For the listing below, give the number of lines in which "South" occurs. Add nothing.

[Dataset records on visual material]
<<<<

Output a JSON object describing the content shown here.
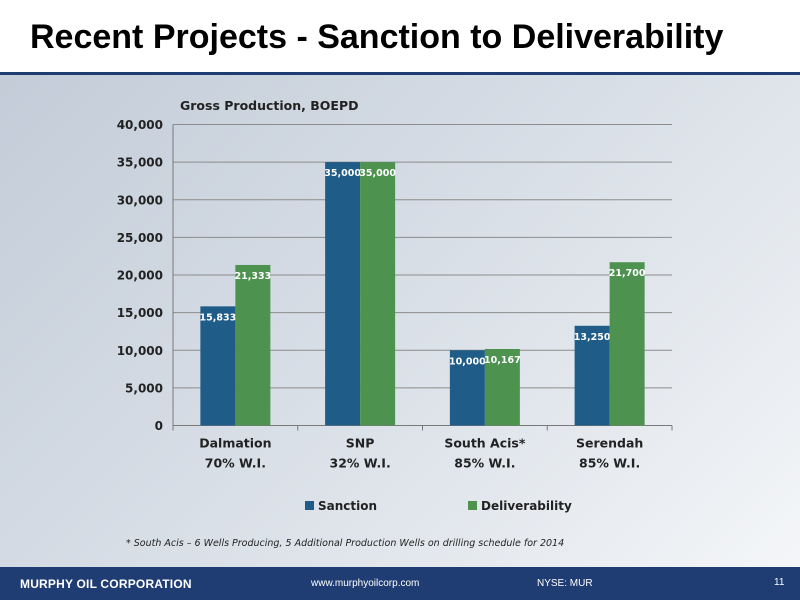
{
  "slide": {
    "title": "Recent Projects - Sanction to Deliverability",
    "footnote": "* South Acis – 6 Wells Producing, 5 Additional Production Wells on drilling schedule for 2014"
  },
  "footer": {
    "company": "MURPHY OIL CORPORATION",
    "url": "www.murphyoilcorp.com",
    "ticker": "NYSE: MUR",
    "page": "11"
  },
  "colors": {
    "sanction": "#1f5c87",
    "deliverability": "#4e9250",
    "brand_navy": "#1f3d73"
  },
  "chart_data": {
    "type": "bar",
    "title": "Gross Production, BOEPD",
    "xlabel": "",
    "ylabel": "",
    "categories": [
      "Dalmation",
      "SNP",
      "South Acis*",
      "Serendah"
    ],
    "category_sublabels": [
      "70% W.I.",
      "32% W.I.",
      "85% W.I.",
      "85% W.I."
    ],
    "series": [
      {
        "name": "Sanction",
        "values": [
          15833,
          35000,
          10000,
          13250
        ],
        "labels": [
          "15,833",
          "35,000",
          "10,000",
          "13,250"
        ]
      },
      {
        "name": "Deliverability",
        "values": [
          21333,
          35000,
          10167,
          21700
        ],
        "labels": [
          "21,333",
          "35,000",
          "10,167",
          "21,700"
        ]
      }
    ],
    "ylim": [
      0,
      40000
    ],
    "yticks": [
      0,
      5000,
      10000,
      15000,
      20000,
      25000,
      30000,
      35000,
      40000
    ],
    "ytick_labels": [
      "0",
      "5,000",
      "10,000",
      "15,000",
      "20,000",
      "25,000",
      "30,000",
      "35,000",
      "40,000"
    ],
    "grid": true,
    "legend_position": "bottom"
  }
}
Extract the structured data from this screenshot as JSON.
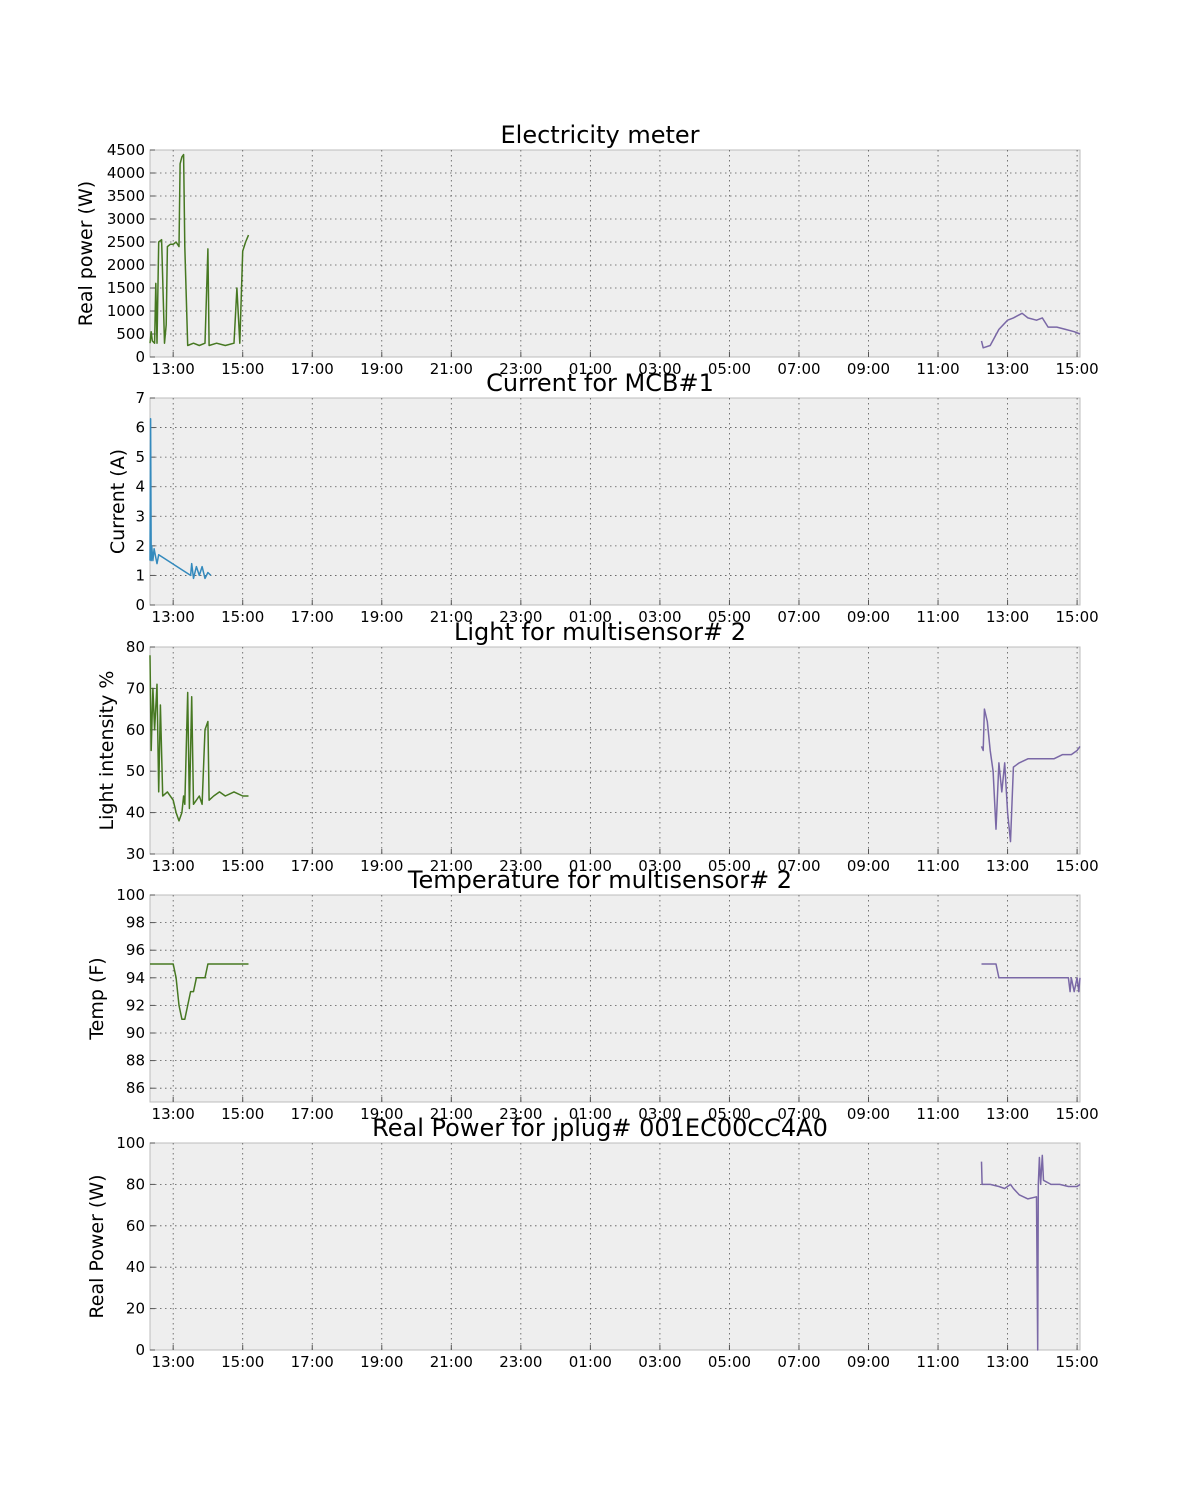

>>>>

- _The reply_
2